── Supplied information

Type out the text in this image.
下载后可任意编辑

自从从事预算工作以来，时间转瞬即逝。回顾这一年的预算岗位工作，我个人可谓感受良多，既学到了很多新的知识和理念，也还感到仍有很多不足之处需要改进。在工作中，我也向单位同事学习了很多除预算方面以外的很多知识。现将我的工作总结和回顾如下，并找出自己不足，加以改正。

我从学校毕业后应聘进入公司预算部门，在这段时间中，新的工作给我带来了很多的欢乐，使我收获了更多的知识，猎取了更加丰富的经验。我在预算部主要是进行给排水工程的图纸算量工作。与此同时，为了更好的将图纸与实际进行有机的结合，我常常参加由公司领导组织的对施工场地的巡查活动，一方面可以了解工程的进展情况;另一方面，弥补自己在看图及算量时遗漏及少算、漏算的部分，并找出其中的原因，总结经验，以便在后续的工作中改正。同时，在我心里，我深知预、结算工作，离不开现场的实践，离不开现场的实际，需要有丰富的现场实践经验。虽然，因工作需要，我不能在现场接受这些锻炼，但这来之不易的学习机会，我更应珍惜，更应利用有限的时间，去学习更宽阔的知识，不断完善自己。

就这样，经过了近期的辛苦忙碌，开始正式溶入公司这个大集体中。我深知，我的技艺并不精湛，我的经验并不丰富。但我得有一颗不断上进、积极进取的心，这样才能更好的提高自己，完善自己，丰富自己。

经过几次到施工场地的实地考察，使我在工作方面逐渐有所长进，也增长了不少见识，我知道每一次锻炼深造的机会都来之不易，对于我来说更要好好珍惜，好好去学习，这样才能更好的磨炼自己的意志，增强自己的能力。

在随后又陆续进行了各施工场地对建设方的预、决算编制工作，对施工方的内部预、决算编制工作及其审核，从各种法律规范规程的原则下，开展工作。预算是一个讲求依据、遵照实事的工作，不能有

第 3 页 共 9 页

────

What the task requires: Please give back all of the records exactly as written.

Output:
Type out the text in this image.
下载后可任意编辑

自从从事预算工作以来，时间转瞬即逝。回顾这一年的预算岗位工作，我个人可谓感受良多，既学到了很多新的知识和理念，也还感到仍有很多不足之处需要改进。在工作中，我也向单位同事学习了很多除预算方面以外的很多知识。现将我的工作总结和回顾如下，并找出自己不足，加以改正。

我从学校毕业后应聘进入公司预算部门，在这段时间中，新的工作给我带来了很多的欢乐，使我收获了更多的知识，猎取了更加丰富的经验。我在预算部主要是进行给排水工程的图纸算量工作。与此同时，为了更好的将图纸与实际进行有机的结合，我常常参加由公司领导组织的对施工场地的巡查活动，一方面可以了解工程的进展情况;另一方面，弥补自己在看图及算量时遗漏及少算、漏算的部分，并找出其中的原因，总结经验，以便在后续的工作中改正。同时，在我心里，我深知预、结算工作，离不开现场的实践，离不开现场的实际，需要有丰富的现场实践经验。虽然，因工作需要，我不能在现场接受这些锻炼，但这来之不易的学习机会，我更应珍惜，更应利用有限的时间，去学习更宽阔的知识，不断完善自己。

就这样，经过了近期的辛苦忙碌，开始正式溶入公司这个大集体中。我深知，我的技艺并不精湛，我的经验并不丰富。但我得有一颗不断上进、积极进取的心，这样才能更好的提高自己，完善自己，丰富自己。

经过几次到施工场地的实地考察，使我在工作方面逐渐有所长进，也增长了不少见识，我知道每一次锻炼深造的机会都来之不易，对于我来说更要好好珍惜，好好去学习，这样才能更好的磨炼自己的意志，增强自己的能力。

在随后又陆续进行了各施工场地对建设方的预、决算编制工作，对施工方的内部预、决算编制工作及其审核，从各种法律规范规程的原则下，开展工作。预算是一个讲求依据、遵照实事的工作，不能有

第 3 页 共 9 页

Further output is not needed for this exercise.